+++ Information given +++

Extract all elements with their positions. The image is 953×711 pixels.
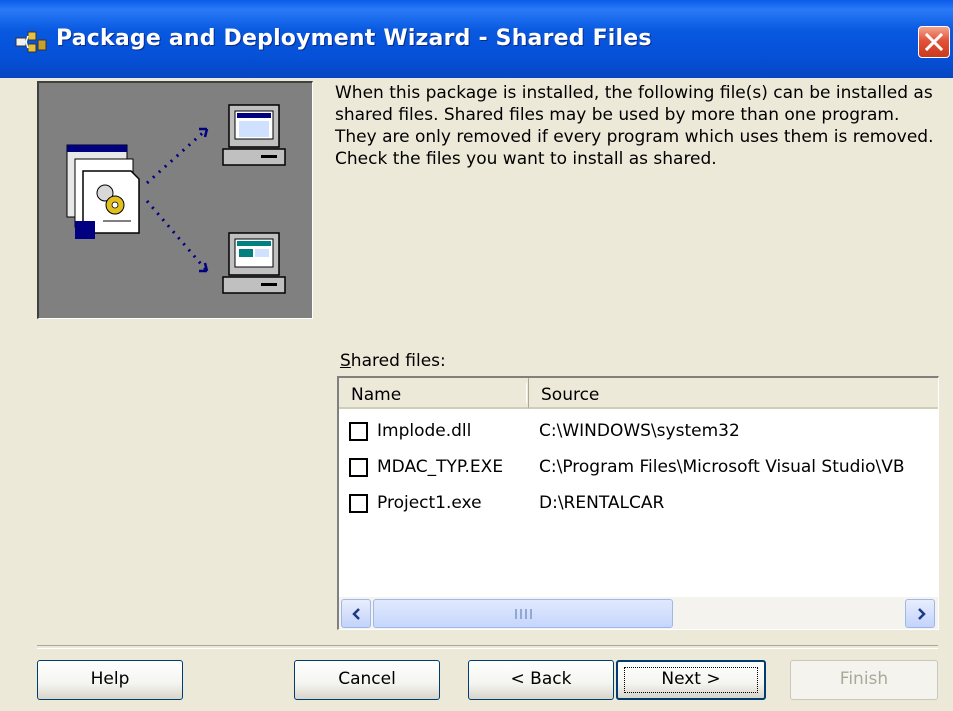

+++
+++ Information given +++

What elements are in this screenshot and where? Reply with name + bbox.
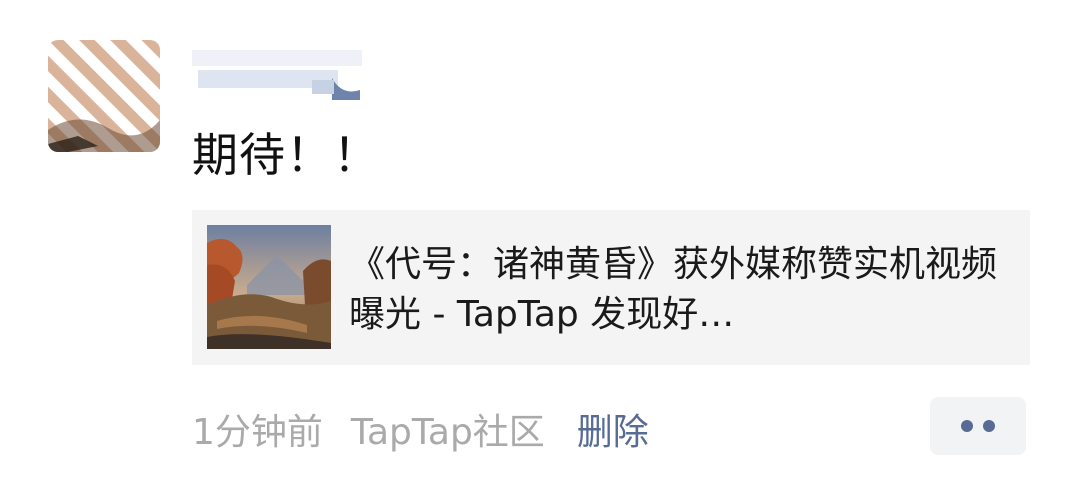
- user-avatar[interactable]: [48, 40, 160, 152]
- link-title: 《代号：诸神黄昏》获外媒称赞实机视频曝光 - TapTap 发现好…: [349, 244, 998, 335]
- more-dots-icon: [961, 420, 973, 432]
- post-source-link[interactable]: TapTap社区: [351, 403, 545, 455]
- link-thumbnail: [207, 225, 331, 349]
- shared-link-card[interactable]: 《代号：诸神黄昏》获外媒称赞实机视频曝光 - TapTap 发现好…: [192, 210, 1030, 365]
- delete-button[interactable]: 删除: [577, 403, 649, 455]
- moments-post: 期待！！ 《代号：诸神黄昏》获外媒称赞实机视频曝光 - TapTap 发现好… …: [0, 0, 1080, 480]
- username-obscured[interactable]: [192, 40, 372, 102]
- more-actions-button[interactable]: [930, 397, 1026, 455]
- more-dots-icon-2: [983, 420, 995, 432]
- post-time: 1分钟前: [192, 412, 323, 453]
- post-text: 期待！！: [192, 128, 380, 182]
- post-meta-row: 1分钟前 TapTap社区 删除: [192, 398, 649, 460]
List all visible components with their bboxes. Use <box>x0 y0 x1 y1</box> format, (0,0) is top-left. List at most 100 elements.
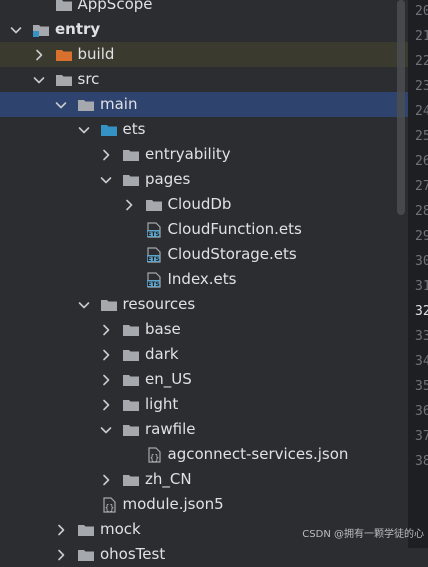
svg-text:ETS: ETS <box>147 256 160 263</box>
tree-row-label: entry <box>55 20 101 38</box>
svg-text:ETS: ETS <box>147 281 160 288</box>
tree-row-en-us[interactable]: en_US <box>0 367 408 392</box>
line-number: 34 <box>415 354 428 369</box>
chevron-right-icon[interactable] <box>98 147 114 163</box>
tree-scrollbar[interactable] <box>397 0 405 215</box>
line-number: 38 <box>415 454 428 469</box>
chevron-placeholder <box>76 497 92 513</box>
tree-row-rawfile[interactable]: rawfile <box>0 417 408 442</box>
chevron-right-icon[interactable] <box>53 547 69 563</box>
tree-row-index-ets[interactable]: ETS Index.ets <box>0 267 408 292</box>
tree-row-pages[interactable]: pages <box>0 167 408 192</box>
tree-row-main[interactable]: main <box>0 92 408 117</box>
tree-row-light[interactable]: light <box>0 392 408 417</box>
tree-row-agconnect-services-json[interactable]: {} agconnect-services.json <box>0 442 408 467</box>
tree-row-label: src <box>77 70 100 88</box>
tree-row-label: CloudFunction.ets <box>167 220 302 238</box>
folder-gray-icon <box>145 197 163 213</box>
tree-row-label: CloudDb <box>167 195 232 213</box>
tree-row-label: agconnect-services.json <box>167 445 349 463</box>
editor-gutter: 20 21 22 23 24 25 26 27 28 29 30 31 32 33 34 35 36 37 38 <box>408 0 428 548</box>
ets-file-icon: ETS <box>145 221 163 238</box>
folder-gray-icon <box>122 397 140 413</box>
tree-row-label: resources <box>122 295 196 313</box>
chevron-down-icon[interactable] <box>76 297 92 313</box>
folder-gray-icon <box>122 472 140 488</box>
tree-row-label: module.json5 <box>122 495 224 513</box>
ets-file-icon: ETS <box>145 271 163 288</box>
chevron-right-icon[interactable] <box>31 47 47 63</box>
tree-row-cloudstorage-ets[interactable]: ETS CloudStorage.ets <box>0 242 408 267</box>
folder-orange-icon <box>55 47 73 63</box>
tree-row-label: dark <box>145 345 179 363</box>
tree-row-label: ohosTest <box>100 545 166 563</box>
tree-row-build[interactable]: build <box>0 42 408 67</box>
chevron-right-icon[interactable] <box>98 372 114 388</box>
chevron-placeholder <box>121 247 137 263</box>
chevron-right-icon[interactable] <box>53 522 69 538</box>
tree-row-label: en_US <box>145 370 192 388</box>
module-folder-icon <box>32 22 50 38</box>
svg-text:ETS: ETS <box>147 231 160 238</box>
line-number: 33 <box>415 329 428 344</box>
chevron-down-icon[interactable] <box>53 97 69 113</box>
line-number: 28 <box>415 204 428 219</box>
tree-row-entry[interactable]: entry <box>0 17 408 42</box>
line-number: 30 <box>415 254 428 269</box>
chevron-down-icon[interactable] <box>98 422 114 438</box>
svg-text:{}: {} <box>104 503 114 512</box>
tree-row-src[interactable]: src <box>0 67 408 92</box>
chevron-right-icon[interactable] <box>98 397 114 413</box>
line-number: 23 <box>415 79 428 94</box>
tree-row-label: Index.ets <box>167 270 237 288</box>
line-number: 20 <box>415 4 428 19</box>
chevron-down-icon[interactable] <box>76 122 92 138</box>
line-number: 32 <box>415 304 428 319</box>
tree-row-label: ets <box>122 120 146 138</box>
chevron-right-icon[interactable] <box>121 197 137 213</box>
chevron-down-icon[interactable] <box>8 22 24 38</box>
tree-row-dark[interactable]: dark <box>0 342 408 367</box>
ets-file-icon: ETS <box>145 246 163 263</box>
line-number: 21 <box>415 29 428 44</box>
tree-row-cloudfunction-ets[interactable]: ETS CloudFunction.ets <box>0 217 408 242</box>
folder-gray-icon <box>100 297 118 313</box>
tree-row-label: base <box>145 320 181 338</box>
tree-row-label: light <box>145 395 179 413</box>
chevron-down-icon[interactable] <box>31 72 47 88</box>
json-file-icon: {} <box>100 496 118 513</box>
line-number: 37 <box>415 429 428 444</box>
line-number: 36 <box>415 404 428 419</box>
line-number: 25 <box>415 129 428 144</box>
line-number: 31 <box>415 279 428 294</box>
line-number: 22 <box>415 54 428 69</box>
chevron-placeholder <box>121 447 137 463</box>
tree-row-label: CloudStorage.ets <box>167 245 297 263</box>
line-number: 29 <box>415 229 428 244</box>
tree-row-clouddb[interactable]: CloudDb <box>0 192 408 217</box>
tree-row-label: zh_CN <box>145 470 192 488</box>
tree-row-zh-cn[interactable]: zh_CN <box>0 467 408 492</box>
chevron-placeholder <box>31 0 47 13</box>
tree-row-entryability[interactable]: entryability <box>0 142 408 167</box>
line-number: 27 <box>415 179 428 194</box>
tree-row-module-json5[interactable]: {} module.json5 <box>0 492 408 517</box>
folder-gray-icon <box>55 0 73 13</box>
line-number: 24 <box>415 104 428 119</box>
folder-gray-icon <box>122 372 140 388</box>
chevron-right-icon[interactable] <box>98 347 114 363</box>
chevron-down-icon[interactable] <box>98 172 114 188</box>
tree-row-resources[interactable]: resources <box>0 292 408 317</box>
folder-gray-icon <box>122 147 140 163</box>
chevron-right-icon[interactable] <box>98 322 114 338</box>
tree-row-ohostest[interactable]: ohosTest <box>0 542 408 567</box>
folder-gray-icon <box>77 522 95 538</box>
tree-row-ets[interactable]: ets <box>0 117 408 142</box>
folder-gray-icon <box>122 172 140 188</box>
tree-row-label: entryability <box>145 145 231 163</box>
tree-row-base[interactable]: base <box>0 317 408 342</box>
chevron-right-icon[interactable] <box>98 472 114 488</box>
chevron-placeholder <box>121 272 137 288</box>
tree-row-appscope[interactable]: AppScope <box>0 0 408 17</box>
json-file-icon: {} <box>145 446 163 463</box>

+++
+++ Information given +++

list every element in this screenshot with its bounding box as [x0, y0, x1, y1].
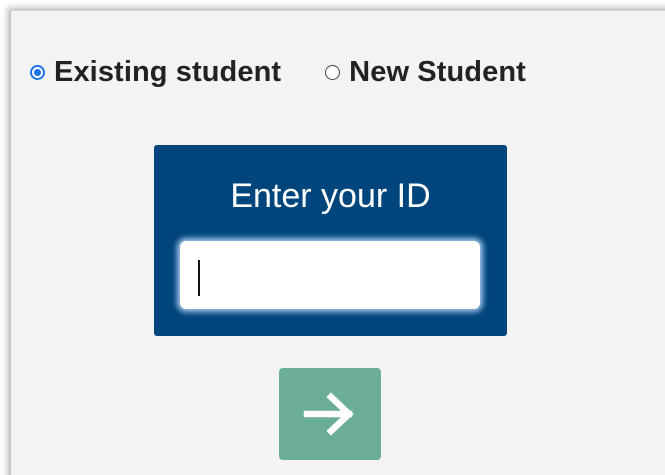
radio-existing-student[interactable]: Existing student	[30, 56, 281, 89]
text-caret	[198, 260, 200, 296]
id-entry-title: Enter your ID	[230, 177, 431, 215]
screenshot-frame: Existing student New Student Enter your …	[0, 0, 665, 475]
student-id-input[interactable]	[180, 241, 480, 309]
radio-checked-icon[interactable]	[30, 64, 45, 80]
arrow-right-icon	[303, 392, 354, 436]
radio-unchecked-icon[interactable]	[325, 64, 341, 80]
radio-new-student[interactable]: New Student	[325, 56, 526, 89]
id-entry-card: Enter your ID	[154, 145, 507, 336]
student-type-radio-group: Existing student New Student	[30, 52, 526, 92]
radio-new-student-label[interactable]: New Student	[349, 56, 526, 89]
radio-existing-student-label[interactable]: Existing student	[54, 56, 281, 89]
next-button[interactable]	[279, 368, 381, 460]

+++

**Do this**
Rename "delete-button" to "remove-button" in the stretch of entries from the line containing "What elements are" through the line containing "- post-meta-row: 1分钟前", keeping everything else unchanged. Give back only those lines, and leave out the picture.

**Solved exercise**
What elements are in this screenshot and where? Reply with name + bbox.
- user-avatar[interactable]: [48, 40, 160, 152]
- link-title: 《代号：诸神黄昏》获外媒称赞实机视频曝光 - TapTap 发现好…: [349, 244, 998, 335]
- more-dots-icon: [961, 420, 973, 432]
- post-source-link[interactable]: TapTap社区: [351, 403, 545, 455]
- link-thumbnail: [207, 225, 331, 349]
- shared-link-card[interactable]: 《代号：诸神黄昏》获外媒称赞实机视频曝光 - TapTap 发现好…: [192, 210, 1030, 365]
- remove-button[interactable]: 删除: [577, 403, 649, 455]
- moments-post: 期待！！ 《代号：诸神黄昏》获外媒称赞实机视频曝光 - TapTap 发现好… …: [0, 0, 1080, 480]
- username-obscured[interactable]: [192, 40, 372, 102]
- more-actions-button[interactable]: [930, 397, 1026, 455]
- more-dots-icon-2: [983, 420, 995, 432]
- post-time: 1分钟前: [192, 412, 323, 453]
- post-text: 期待！！: [192, 128, 380, 182]
- post-meta-row: 1分钟前 TapTap社区 删除: [192, 398, 649, 460]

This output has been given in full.